• _What to do_:
Without the pictures, set down every line of the data exactly.
>> Begin
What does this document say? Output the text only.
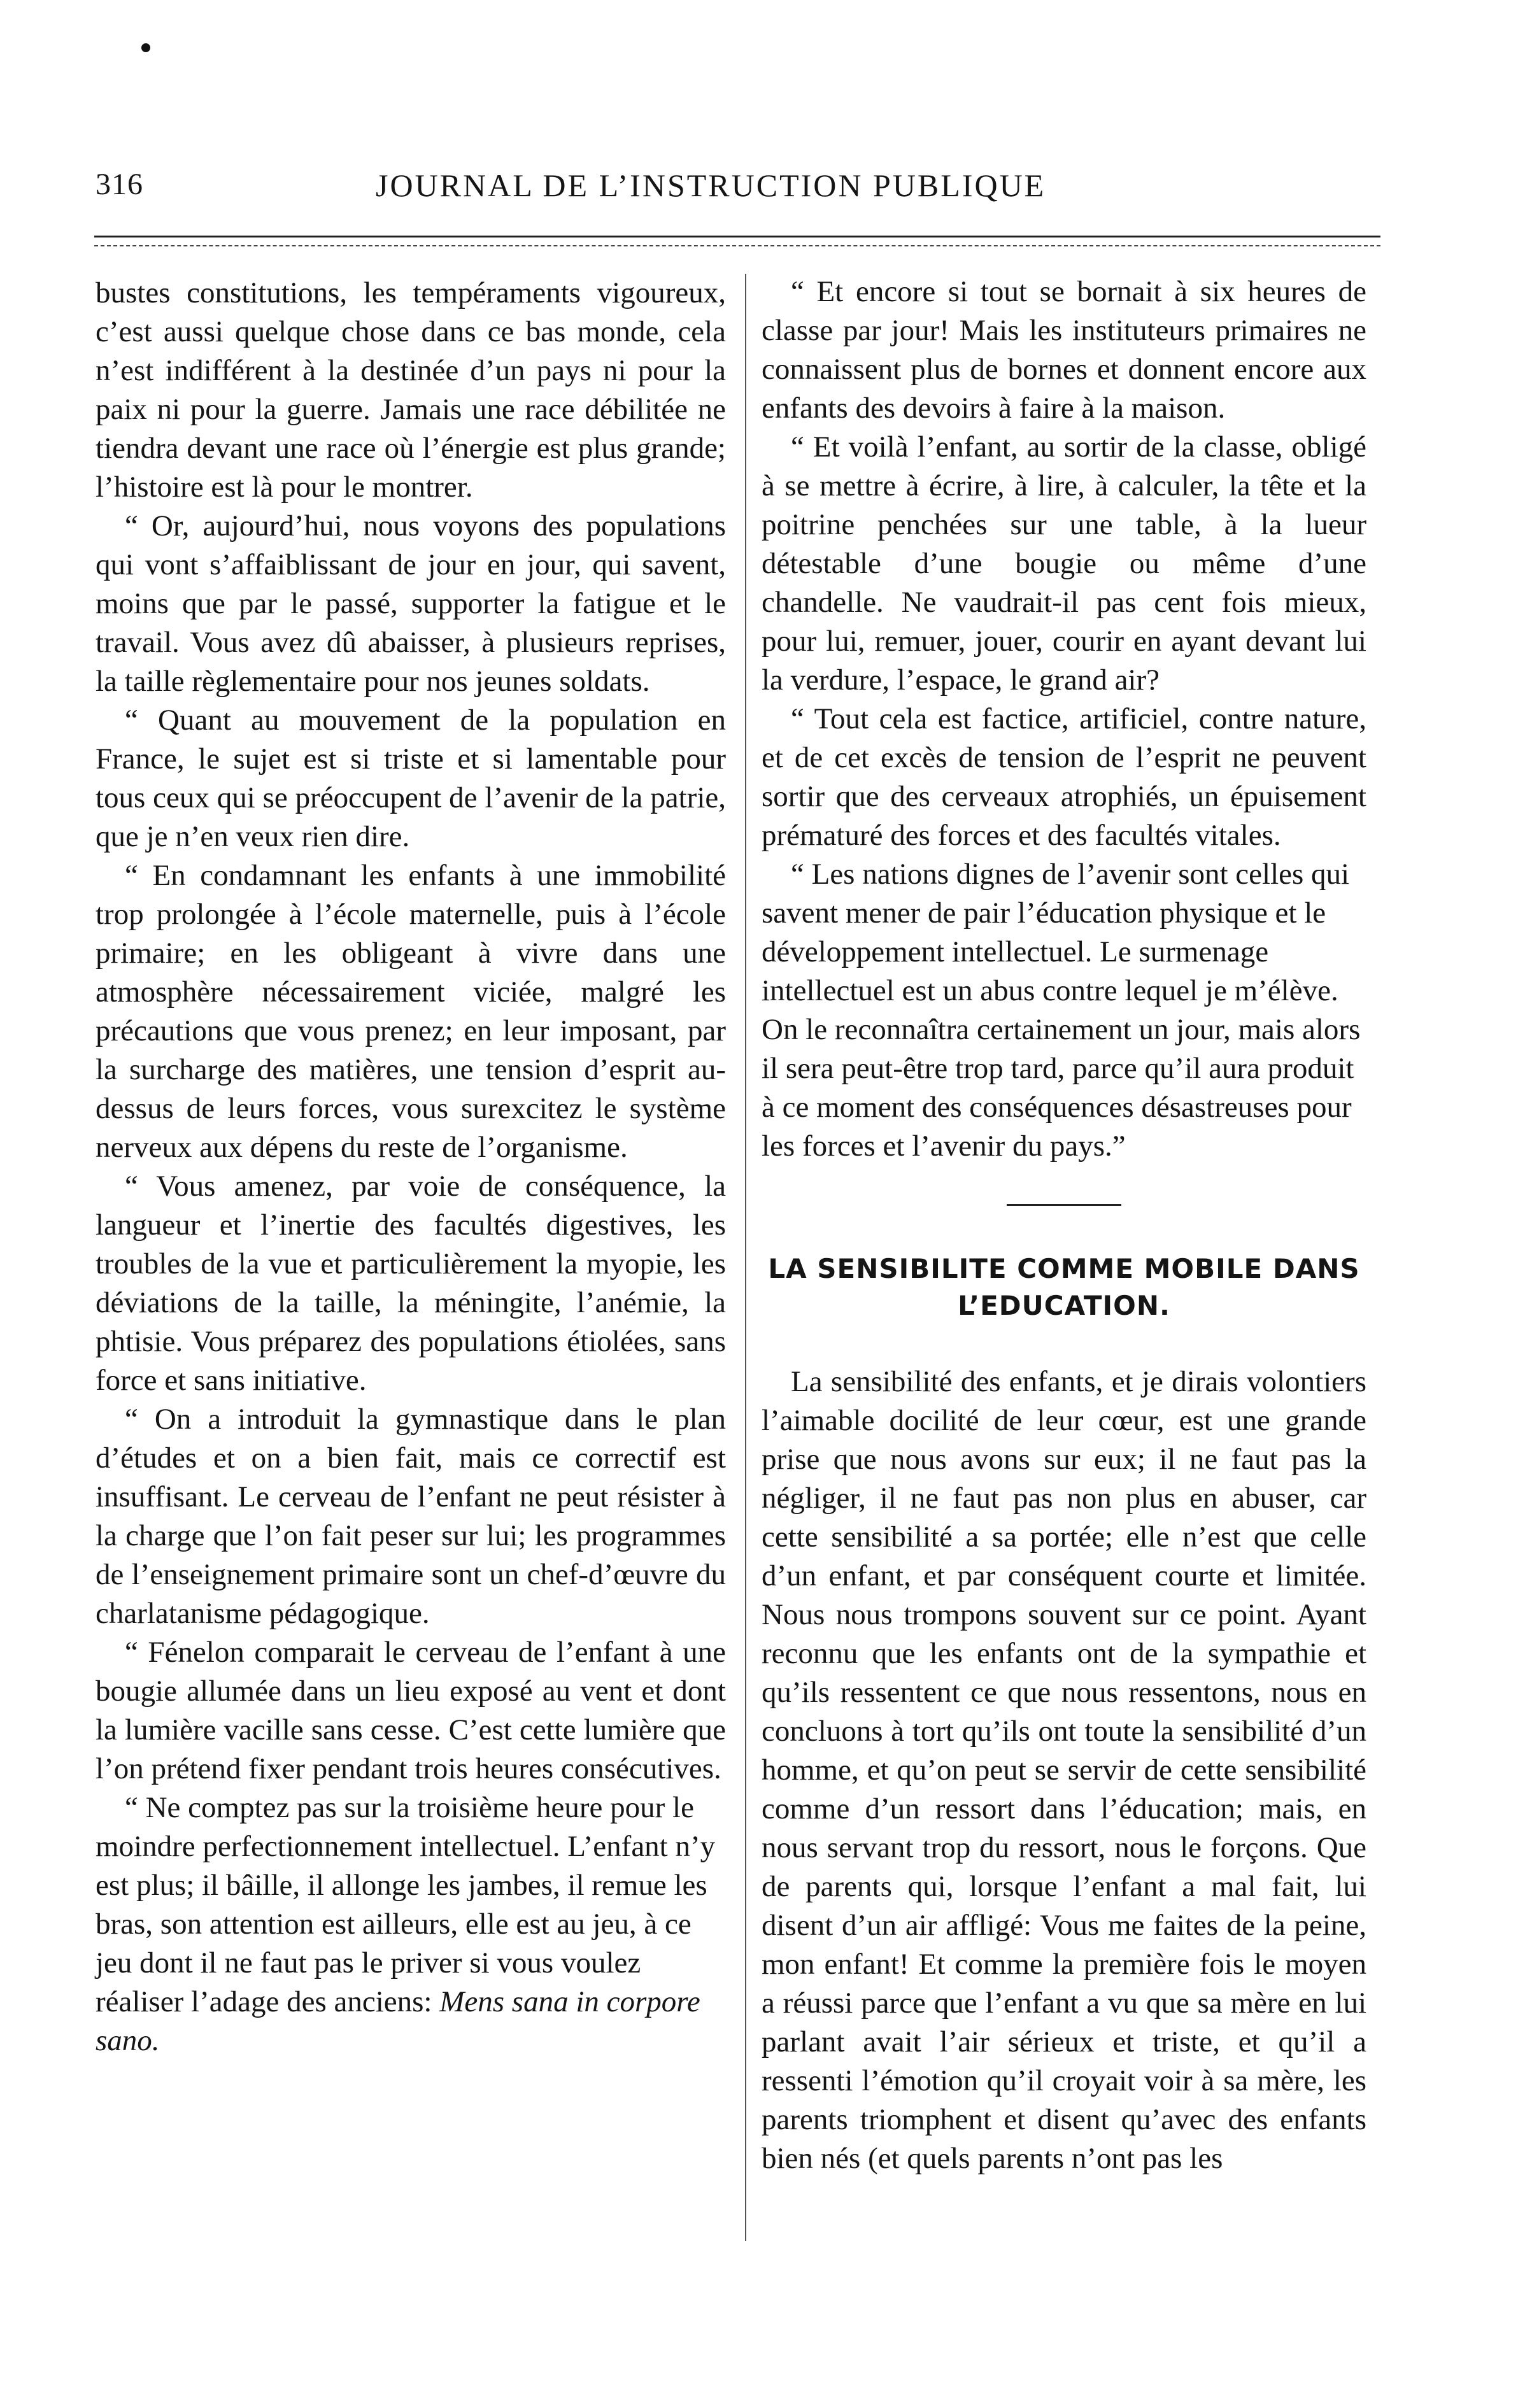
316	JOURNAL DE L’INSTRUCTION PUBLIQUE

bustes constitutions, les tempéraments vigoureux, c’est aussi quelque chose dans ce bas monde, cela n’est indifférent à la destinée d’un pays ni pour la paix ni pour la guerre. Jamais une race débilitée ne tiendra devant une race où l’énergie est plus grande; l’histoire est là pour le montrer.

“ Or, aujourd’hui, nous voyons des populations qui vont s’affaiblissant de jour en jour, qui savent, moins que par le passé, supporter la fatigue et le travail. Vous avez dû abaisser, à plusieurs reprises, la taille règlementaire pour nos jeunes soldats.

“ Quant au mouvement de la population en France, le sujet est si triste et si lamentable pour tous ceux qui se préoccupent de l’avenir de la patrie, que je n’en veux rien dire.

“ En condamnant les enfants à une immobilité trop prolongée à l’école maternelle, puis à l’école primaire; en les obligeant à vivre dans une atmosphère nécessairement viciée, malgré les précautions que vous prenez; en leur imposant, par la surcharge des matières, une tension d’esprit au-dessus de leurs forces, vous surexcitez le système nerveux aux dépens du reste de l’organisme.

“ Vous amenez, par voie de conséquence, la langueur et l’inertie des facultés digestives, les troubles de la vue et particulièrement la myopie, les déviations de la taille, la méningite, l’anémie, la phtisie. Vous préparez des populations étiolées, sans force et sans initiative.

“ On a introduit la gymnastique dans le plan d’études et on a bien fait, mais ce correctif est insuffisant. Le cerveau de l’enfant ne peut résister à la charge que l’on fait peser sur lui; les programmes de l’enseignement primaire sont un chef-d’œuvre du charlatanisme pédagogique.

“ Fénelon comparait le cerveau de l’enfant à une bougie allumée dans un lieu exposé au vent et dont la lumière vacille sans cesse. C’est cette lumière que l’on prétend fixer pendant trois heures consécutives.

“ Ne comptez pas sur la troisième heure pour le moindre perfectionnement intellectuel. L’enfant n’y est plus; il bâille, il allonge les jambes, il remue les bras, son attention est ailleurs, elle est au jeu, à ce jeu dont il ne faut pas le priver si vous voulez réaliser l’adage des anciens: Mens sana in corpore sano.

“ Et encore si tout se bornait à six heures de classe par jour! Mais les instituteurs primaires ne connaissent plus de bornes et donnent encore aux enfants des devoirs à faire à la maison.

“ Et voilà l’enfant, au sortir de la classe, obligé à se mettre à écrire, à lire, à calculer, la tête et la poitrine penchées sur une table, à la lueur détestable d’une bougie ou même d’une chandelle. Ne vaudrait-il pas cent fois mieux, pour lui, remuer, jouer, courir en ayant devant lui la verdure, l’espace, le grand air?

“ Tout cela est factice, artificiel, contre nature, et de cet excès de tension de l’esprit ne peuvent sortir que des cerveaux atrophiés, un épuisement prématuré des forces et des facultés vitales.

“ Les nations dignes de l’avenir sont celles qui savent mener de pair l’éducation physique et le développement intellectuel. Le surmenage intellectuel est un abus contre lequel je m’élève. On le reconnaîtra certainement un jour, mais alors il sera peut-être trop tard, parce qu’il aura produit à ce moment des conséquences désastreuses pour les forces et l’avenir du pays.”

LA SENSIBILITE COMME MOBILE DANS
L’EDUCATION.

La sensibilité des enfants, et je dirais volontiers l’aimable docilité de leur cœur, est une grande prise que nous avons sur eux; il ne faut pas la négliger, il ne faut pas non plus en abuser, car cette sensibilité a sa portée; elle n’est que celle d’un enfant, et par conséquent courte et limitée. Nous nous trompons souvent sur ce point. Ayant reconnu que les enfants ont de la sympathie et qu’ils ressentent ce que nous ressentons, nous en concluons à tort qu’ils ont toute la sensibilité d’un homme, et qu’on peut se servir de cette sensibilité comme d’un ressort dans l’éducation; mais, en nous servant trop du ressort, nous le forçons. Que de parents qui, lorsque l’enfant a mal fait, lui disent d’un air affligé: Vous me faites de la peine, mon enfant! Et comme la première fois le moyen a réussi parce que l’enfant a vu que sa mère en lui parlant avait l’air sérieux et triste, et qu’il a ressenti l’émotion qu’il croyait voir à sa mère, les parents triomphent et disent qu’avec des enfants bien nés (et quels parents n’ont pas les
>> End
• _Answer in full_:
What does this document say? Output the text only.
316	JOURNAL DE L’INSTRUCTION PUBLIQUE

bustes constitutions, les tempéraments vigoureux, c’est aussi quelque chose dans ce bas monde, cela n’est indifférent à la destinée d’un pays ni pour la paix ni pour la guerre. Jamais une race débilitée ne tiendra devant une race où l’énergie est plus grande; l’histoire est là pour le montrer.

“ Or, aujourd’hui, nous voyons des populations qui vont s’affaiblissant de jour en jour, qui savent, moins que par le passé, supporter la fatigue et le travail. Vous avez dû abaisser, à plusieurs reprises, la taille règlementaire pour nos jeunes soldats.

“ Quant au mouvement de la population en France, le sujet est si triste et si lamentable pour tous ceux qui se préoccupent de l’avenir de la patrie, que je n’en veux rien dire.

“ En condamnant les enfants à une immobilité trop prolongée à l’école maternelle, puis à l’école primaire; en les obligeant à vivre dans une atmosphère nécessairement viciée, malgré les précautions que vous prenez; en leur imposant, par la surcharge des matières, une tension d’esprit au-dessus de leurs forces, vous surexcitez le système nerveux aux dépens du reste de l’organisme.

“ Vous amenez, par voie de conséquence, la langueur et l’inertie des facultés digestives, les troubles de la vue et particulièrement la myopie, les déviations de la taille, la méningite, l’anémie, la phtisie. Vous préparez des populations étiolées, sans force et sans initiative.

“ On a introduit la gymnastique dans le plan d’études et on a bien fait, mais ce correctif est insuffisant. Le cerveau de l’enfant ne peut résister à la charge que l’on fait peser sur lui; les programmes de l’enseignement primaire sont un chef-d’œuvre du charlatanisme pédagogique.

“ Fénelon comparait le cerveau de l’enfant à une bougie allumée dans un lieu exposé au vent et dont la lumière vacille sans cesse. C’est cette lumière que l’on prétend fixer pendant trois heures consécutives.

“ Ne comptez pas sur la troisième heure pour le moindre perfectionnement intellectuel. L’enfant n’y est plus; il bâille, il allonge les jambes, il remue les bras, son attention est ailleurs, elle est au jeu, à ce jeu dont il ne faut pas le priver si vous voulez réaliser l’adage des anciens: Mens sana in corpore sano.

“ Et encore si tout se bornait à six heures de classe par jour! Mais les instituteurs primaires ne connaissent plus de bornes et donnent encore aux enfants des devoirs à faire à la maison.

“ Et voilà l’enfant, au sortir de la classe, obligé à se mettre à écrire, à lire, à calculer, la tête et la poitrine penchées sur une table, à la lueur détestable d’une bougie ou même d’une chandelle. Ne vaudrait-il pas cent fois mieux, pour lui, remuer, jouer, courir en ayant devant lui la verdure, l’espace, le grand air?

“ Tout cela est factice, artificiel, contre nature, et de cet excès de tension de l’esprit ne peuvent sortir que des cerveaux atrophiés, un épuisement prématuré des forces et des facultés vitales.

“ Les nations dignes de l’avenir sont celles qui savent mener de pair l’éducation physique et le développement intellectuel. Le surmenage intellectuel est un abus contre lequel je m’élève. On le reconnaîtra certainement un jour, mais alors il sera peut-être trop tard, parce qu’il aura produit à ce moment des conséquences désastreuses pour les forces et l’avenir du pays.”

LA SENSIBILITE COMME MOBILE DANS
L’EDUCATION.

La sensibilité des enfants, et je dirais volontiers l’aimable docilité de leur cœur, est une grande prise que nous avons sur eux; il ne faut pas la négliger, il ne faut pas non plus en abuser, car cette sensibilité a sa portée; elle n’est que celle d’un enfant, et par conséquent courte et limitée. Nous nous trompons souvent sur ce point. Ayant reconnu que les enfants ont de la sympathie et qu’ils ressentent ce que nous ressentons, nous en concluons à tort qu’ils ont toute la sensibilité d’un homme, et qu’on peut se servir de cette sensibilité comme d’un ressort dans l’éducation; mais, en nous servant trop du ressort, nous le forçons. Que de parents qui, lorsque l’enfant a mal fait, lui disent d’un air affligé: Vous me faites de la peine, mon enfant! Et comme la première fois le moyen a réussi parce que l’enfant a vu que sa mère en lui parlant avait l’air sérieux et triste, et qu’il a ressenti l’émotion qu’il croyait voir à sa mère, les parents triomphent et disent qu’avec des enfants bien nés (et quels parents n’ont pas les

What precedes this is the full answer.